* WORK TO COMPLETE: Return all lines in the material below that contain "الترخيص".

* INFORMATION PROVIDED:
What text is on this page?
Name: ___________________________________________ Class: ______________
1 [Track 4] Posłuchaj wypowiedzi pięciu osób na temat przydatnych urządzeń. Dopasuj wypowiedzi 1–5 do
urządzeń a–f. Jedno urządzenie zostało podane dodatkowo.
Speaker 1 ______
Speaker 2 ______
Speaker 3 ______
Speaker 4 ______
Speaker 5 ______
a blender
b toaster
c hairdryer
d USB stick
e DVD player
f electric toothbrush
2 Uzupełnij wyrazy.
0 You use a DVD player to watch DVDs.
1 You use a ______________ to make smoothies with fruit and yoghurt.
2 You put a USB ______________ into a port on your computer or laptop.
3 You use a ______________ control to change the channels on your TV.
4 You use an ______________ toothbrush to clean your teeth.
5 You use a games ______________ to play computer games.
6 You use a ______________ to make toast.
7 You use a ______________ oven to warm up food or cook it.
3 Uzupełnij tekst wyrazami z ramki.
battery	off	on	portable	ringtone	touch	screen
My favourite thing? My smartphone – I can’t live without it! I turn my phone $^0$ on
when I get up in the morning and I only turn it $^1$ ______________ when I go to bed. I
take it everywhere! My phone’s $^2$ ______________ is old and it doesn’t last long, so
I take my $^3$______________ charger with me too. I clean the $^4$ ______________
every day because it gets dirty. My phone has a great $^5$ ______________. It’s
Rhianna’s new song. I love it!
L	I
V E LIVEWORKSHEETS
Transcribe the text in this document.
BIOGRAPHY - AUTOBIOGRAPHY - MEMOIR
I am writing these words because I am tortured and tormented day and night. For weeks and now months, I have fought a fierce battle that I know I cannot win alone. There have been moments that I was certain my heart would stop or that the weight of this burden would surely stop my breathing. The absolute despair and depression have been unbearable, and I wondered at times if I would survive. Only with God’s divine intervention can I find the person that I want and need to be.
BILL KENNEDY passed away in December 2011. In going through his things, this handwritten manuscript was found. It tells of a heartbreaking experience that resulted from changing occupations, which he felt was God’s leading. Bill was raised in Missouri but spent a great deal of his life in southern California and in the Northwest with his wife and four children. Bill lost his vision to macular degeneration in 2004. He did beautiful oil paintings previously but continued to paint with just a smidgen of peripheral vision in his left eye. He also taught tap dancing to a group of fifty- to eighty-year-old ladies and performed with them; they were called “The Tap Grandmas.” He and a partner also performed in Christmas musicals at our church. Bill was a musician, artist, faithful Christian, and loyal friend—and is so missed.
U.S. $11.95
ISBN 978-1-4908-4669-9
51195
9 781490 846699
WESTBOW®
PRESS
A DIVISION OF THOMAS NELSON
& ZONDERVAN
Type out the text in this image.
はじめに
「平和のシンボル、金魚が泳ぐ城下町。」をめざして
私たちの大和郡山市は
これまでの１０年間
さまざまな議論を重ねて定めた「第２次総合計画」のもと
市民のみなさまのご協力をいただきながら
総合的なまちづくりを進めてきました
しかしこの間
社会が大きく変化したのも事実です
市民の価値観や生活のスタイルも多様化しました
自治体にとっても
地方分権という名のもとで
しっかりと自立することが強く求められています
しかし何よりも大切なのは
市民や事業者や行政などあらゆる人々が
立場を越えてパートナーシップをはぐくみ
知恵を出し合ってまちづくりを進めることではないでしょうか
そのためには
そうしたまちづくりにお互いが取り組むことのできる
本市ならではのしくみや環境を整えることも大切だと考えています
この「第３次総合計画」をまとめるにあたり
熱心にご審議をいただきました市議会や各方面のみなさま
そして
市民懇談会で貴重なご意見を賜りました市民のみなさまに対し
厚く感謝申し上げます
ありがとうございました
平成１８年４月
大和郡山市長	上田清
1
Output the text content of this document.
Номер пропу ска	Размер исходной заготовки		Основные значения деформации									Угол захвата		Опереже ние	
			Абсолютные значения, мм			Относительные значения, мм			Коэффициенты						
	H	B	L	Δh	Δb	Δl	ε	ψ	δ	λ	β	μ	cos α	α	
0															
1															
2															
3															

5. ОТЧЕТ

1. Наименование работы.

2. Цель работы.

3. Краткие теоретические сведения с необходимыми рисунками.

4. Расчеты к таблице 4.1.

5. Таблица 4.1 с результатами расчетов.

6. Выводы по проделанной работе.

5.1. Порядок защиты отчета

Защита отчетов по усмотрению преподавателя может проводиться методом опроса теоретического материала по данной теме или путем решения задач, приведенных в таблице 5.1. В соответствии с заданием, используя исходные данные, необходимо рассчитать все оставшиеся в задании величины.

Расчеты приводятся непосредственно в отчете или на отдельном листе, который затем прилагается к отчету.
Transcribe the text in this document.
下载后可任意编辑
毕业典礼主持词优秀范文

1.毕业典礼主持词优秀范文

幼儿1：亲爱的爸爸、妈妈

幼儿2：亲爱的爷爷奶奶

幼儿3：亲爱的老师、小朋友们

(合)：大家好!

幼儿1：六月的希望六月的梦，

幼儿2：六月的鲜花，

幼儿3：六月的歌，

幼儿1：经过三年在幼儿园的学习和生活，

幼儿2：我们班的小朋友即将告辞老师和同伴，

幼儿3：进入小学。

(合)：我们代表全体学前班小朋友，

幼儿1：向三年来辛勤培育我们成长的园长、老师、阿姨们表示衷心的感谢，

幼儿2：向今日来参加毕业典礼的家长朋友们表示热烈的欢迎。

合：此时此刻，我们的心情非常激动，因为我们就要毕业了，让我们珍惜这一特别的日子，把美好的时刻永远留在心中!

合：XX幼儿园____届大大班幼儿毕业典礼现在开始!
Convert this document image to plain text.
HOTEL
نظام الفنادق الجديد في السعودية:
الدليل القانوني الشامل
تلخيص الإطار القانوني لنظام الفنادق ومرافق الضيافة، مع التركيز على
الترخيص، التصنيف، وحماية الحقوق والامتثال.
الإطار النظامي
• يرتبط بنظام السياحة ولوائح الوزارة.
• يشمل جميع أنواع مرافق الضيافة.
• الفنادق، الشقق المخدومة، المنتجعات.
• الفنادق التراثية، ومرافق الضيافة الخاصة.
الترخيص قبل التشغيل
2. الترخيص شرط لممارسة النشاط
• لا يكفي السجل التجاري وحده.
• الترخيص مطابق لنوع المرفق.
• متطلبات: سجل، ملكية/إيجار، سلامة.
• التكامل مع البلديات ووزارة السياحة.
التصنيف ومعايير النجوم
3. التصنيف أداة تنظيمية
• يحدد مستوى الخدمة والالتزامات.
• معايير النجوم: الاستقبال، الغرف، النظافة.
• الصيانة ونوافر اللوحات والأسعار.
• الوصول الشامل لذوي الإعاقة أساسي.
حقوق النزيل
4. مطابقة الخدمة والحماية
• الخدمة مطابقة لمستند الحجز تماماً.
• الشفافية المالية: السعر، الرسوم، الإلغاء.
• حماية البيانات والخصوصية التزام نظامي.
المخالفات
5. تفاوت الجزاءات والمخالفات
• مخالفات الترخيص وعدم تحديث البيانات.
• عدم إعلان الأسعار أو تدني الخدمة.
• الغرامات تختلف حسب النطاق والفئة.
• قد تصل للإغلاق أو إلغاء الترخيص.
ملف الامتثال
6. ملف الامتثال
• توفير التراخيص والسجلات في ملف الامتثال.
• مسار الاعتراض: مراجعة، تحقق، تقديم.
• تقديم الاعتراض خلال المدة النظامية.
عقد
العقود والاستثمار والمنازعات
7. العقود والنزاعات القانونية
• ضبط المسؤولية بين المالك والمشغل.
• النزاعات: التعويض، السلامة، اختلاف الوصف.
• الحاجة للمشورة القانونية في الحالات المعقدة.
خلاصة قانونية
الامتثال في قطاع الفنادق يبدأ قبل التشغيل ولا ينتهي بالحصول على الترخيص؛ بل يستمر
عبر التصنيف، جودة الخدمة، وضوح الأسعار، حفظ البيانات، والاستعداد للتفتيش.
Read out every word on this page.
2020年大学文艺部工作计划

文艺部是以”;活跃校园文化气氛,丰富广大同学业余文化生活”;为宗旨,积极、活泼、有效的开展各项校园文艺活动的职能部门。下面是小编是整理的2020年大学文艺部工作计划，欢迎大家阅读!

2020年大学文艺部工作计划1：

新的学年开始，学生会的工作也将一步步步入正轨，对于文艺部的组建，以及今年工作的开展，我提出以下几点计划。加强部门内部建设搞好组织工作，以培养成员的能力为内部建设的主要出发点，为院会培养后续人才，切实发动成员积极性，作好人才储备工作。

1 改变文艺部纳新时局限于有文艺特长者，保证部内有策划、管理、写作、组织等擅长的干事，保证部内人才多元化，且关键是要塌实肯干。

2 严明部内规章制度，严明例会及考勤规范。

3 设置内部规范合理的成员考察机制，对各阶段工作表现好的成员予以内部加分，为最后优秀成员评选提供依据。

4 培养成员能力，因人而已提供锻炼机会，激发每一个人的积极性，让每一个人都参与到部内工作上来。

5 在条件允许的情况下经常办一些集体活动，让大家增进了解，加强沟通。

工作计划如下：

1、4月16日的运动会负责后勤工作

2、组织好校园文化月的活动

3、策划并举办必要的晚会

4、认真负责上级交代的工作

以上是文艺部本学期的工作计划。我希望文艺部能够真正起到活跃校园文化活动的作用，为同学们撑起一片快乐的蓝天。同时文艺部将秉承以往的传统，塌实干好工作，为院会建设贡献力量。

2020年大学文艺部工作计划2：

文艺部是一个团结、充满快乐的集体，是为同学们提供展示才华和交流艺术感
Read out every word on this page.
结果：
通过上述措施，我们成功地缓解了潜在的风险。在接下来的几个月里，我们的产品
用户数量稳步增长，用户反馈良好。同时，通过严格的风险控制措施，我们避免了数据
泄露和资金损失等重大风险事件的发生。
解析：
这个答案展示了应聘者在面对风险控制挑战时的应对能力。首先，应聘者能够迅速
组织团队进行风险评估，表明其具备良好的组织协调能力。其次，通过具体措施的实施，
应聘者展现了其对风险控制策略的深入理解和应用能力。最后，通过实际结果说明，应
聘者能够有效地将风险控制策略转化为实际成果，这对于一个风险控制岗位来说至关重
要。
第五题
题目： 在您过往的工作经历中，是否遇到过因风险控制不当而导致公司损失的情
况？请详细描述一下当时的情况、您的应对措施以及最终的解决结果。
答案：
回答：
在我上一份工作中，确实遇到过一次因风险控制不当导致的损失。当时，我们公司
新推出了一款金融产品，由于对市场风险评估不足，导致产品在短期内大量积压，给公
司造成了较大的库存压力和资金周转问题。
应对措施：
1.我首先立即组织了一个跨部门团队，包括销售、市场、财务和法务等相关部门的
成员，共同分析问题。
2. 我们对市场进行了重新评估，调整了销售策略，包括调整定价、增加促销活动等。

* FULL RESPONSE:
الترخيص، التصنيف، وحماية الحقوق والامتثال.
الترخيص قبل التشغيل
2. الترخيص شرط لممارسة النشاط
• الترخيص مطابق لنوع المرفق.
• مخالفات الترخيص وعدم تحديث البيانات.
• قد تصل للإغلاق أو إلغاء الترخيص.
الامتثال في قطاع الفنادق يبدأ قبل التشغيل ولا ينتهي بالحصول على الترخيص؛ بل يستمر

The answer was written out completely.